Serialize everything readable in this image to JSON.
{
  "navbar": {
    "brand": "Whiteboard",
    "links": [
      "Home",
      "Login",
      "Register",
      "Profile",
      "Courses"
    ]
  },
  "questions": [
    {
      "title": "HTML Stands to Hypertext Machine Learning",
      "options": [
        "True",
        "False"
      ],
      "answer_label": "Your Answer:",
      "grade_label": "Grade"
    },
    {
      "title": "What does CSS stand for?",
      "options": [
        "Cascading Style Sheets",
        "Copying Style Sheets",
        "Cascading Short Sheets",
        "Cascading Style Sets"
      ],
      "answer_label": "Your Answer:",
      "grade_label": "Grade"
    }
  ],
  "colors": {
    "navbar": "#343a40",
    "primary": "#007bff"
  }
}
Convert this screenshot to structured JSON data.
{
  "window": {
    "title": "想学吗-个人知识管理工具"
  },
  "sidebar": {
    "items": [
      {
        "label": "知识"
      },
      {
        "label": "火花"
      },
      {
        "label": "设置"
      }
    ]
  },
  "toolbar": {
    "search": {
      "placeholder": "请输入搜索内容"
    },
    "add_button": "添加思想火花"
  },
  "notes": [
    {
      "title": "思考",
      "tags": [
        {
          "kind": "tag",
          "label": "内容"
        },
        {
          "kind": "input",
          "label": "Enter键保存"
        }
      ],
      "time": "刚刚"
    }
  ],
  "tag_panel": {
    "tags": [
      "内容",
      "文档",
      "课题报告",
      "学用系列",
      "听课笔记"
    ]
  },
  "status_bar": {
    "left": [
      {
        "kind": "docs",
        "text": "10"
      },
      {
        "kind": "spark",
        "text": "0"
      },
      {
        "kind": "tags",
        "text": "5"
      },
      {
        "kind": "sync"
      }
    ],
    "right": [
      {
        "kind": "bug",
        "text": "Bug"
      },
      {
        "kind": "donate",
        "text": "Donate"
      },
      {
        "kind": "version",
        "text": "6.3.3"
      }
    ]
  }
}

• [Exercise task]
Copy every record above exactly as it appears.

• [Result]
Serialize everything readable in this image to JSON.
{
  "navbar": {
    "brand": "Whiteboard",
    "links": [
      "Home",
      "Login",
      "Register",
      "Profile",
      "Courses"
    ]
  },
  "questions": [
    {
      "title": "HTML Stands to Hypertext Machine Learning",
      "options": [
        "True",
        "False"
      ],
      "answer_label": "Your Answer:",
      "grade_label": "Grade"
    },
    {
      "title": "What does CSS stand for?",
      "options": [
        "Cascading Style Sheets",
        "Copying Style Sheets",
        "Cascading Short Sheets",
        "Cascading Style Sets"
      ],
      "answer_label": "Your Answer:",
      "grade_label": "Grade"
    }
  ],
  "colors": {
    "navbar": "#343a40",
    "primary": "#007bff"
  }
}
Convert this screenshot to structured JSON data.
{
  "window": {
    "title": "想学吗-个人知识管理工具"
  },
  "sidebar": {
    "items": [
      {
        "label": "知识"
      },
      {
        "label": "火花"
      },
      {
        "label": "设置"
      }
    ]
  },
  "toolbar": {
    "search": {
      "placeholder": "请输入搜索内容"
    },
    "add_button": "添加思想火花"
  },
  "notes": [
    {
      "title": "思考",
      "tags": [
        {
          "kind": "tag",
          "label": "内容"
        },
        {
          "kind": "input",
          "label": "Enter键保存"
        }
      ],
      "time": "刚刚"
    }
  ],
  "tag_panel": {
    "tags": [
      "内容",
      "文档",
      "课题报告",
      "学用系列",
      "听课笔记"
    ]
  },
  "status_bar": {
    "left": [
      {
        "kind": "docs",
        "text": "10"
      },
      {
        "kind": "spark",
        "text": "0"
      },
      {
        "kind": "tags",
        "text": "5"
      },
      {
        "kind": "sync"
      }
    ],
    "right": [
      {
        "kind": "bug",
        "text": "Bug"
      },
      {
        "kind": "donate",
        "text": "Donate"
      },
      {
        "kind": "version",
        "text": "6.3.3"
      }
    ]
  }
}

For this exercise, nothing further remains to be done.